- **Stored data entries**:
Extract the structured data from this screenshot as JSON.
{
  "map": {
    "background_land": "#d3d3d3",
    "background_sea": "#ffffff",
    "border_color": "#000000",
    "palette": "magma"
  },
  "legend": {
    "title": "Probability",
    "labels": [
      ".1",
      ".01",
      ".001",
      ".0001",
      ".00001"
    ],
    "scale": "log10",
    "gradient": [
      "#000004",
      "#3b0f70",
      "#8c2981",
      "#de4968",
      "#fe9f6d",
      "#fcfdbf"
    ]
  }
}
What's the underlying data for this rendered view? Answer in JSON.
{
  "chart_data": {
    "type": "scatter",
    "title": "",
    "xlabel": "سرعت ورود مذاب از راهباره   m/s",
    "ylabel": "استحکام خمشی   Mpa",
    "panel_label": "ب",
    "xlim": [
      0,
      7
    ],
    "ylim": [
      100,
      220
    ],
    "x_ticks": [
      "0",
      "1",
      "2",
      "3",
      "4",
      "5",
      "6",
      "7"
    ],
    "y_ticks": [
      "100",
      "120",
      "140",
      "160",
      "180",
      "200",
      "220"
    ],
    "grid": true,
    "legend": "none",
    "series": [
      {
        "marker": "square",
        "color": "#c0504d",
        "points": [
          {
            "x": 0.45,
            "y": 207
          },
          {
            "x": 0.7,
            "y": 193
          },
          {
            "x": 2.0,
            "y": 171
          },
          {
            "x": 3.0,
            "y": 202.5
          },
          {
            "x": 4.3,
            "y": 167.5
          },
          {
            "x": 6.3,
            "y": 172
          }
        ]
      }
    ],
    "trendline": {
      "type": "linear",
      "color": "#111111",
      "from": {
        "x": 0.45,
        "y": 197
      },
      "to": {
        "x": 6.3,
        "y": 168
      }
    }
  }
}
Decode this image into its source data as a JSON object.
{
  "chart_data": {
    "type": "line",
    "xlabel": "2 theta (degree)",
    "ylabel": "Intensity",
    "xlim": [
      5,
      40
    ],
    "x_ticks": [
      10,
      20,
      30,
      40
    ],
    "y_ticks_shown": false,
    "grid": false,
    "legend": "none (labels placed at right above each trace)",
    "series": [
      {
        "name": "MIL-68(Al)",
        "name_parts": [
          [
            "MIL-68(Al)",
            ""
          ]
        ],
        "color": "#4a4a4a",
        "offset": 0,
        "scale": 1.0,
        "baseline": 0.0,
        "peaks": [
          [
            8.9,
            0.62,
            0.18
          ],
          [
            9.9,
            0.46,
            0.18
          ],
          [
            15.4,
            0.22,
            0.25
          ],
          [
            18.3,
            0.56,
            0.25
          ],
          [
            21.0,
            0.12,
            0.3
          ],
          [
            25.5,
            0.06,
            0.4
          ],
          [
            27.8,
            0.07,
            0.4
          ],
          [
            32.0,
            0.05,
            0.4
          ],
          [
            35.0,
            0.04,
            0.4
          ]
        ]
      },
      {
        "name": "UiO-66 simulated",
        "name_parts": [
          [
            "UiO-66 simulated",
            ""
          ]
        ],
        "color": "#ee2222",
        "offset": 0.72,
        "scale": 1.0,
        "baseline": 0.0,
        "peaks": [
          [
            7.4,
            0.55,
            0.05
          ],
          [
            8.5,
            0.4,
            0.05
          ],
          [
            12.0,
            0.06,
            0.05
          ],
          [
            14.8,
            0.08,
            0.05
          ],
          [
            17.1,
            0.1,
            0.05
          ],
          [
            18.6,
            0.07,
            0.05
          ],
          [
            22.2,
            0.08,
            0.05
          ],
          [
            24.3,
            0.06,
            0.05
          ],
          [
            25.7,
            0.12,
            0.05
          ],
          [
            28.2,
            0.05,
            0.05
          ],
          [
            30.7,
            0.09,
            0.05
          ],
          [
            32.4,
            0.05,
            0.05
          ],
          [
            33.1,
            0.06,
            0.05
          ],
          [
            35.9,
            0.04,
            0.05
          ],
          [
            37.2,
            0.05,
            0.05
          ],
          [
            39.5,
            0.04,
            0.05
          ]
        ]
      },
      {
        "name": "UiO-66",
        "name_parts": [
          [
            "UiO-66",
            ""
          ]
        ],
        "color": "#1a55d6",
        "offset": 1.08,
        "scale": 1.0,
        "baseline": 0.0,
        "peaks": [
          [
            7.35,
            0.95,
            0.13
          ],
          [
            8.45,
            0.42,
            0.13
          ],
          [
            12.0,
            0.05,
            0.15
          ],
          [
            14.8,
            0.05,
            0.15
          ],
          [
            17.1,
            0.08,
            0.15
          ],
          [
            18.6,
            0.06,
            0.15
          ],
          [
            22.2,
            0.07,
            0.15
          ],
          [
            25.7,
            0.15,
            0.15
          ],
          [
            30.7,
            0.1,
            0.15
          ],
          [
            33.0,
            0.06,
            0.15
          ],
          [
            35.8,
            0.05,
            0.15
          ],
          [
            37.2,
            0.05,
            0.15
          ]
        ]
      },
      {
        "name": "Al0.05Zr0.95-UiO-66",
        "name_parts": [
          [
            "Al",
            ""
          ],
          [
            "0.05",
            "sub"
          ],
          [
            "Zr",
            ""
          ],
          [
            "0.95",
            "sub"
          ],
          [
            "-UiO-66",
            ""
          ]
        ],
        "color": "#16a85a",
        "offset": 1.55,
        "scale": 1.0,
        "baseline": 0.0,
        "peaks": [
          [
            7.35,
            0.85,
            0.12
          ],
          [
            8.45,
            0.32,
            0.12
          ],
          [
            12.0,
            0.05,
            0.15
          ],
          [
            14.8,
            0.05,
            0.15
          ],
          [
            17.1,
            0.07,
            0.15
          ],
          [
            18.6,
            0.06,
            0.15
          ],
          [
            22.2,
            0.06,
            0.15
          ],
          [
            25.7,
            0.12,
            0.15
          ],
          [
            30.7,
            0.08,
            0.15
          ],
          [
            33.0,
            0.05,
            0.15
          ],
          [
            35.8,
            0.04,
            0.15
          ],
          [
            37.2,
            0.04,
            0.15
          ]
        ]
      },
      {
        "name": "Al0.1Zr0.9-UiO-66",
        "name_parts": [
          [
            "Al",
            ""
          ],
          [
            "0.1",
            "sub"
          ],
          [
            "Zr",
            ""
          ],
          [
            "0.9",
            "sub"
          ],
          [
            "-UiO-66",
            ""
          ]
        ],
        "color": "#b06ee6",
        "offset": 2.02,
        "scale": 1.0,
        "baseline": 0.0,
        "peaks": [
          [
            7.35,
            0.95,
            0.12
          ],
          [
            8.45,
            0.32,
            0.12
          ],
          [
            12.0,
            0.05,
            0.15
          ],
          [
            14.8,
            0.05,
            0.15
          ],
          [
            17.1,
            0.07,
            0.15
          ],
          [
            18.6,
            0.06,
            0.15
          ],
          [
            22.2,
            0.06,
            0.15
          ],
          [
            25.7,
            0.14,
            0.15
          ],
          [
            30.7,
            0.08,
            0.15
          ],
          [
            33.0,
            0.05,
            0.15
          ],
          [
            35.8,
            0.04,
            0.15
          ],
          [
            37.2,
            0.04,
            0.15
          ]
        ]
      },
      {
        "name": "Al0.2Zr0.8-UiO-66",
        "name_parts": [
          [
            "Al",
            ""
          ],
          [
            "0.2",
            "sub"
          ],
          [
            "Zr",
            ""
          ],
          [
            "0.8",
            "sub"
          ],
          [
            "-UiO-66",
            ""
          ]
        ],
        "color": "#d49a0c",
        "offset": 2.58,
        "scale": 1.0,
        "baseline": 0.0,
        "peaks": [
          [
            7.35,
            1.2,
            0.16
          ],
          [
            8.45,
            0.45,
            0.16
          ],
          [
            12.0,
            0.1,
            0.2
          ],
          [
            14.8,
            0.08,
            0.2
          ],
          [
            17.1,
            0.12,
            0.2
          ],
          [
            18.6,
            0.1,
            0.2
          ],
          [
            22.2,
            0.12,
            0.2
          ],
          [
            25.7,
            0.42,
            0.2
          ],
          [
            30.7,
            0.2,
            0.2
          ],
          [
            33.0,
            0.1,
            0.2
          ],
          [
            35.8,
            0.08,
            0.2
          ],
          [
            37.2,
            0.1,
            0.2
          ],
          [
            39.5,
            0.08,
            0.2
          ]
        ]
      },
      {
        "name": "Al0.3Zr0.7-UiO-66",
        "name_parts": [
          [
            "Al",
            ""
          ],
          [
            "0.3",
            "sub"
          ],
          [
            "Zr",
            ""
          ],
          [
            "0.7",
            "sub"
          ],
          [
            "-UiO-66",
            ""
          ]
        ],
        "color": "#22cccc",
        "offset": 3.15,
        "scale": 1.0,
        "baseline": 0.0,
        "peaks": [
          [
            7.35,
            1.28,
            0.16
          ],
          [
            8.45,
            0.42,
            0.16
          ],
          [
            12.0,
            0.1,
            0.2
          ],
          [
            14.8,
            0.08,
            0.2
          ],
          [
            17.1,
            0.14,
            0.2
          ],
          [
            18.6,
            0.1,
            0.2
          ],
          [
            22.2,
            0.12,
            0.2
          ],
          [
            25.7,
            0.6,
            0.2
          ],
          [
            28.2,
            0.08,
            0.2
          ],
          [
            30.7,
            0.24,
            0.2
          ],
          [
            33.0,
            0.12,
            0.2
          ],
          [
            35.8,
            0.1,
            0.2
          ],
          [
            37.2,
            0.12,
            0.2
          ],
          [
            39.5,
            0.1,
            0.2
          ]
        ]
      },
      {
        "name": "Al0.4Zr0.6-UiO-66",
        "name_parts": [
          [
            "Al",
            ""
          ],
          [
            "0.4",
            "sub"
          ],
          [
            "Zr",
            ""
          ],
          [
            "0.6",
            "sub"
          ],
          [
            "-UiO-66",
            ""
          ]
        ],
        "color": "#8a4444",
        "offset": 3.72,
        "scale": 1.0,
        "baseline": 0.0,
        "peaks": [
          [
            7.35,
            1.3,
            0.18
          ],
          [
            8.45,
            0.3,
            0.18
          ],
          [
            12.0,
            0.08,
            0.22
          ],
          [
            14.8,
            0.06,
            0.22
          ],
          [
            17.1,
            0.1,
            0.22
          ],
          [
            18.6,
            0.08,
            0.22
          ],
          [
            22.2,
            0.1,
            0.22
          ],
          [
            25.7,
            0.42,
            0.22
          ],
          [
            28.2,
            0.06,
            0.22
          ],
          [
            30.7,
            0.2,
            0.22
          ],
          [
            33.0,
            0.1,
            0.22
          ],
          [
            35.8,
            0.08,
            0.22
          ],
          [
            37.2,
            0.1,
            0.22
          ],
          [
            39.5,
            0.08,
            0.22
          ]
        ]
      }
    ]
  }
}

- **Objective**:
Check every line of the data, and copy the ones that contain "ylabel".

- **Written reply**:
    "ylabel": "استحکام خمشی   Mpa",
    "ylabel": "Intensity",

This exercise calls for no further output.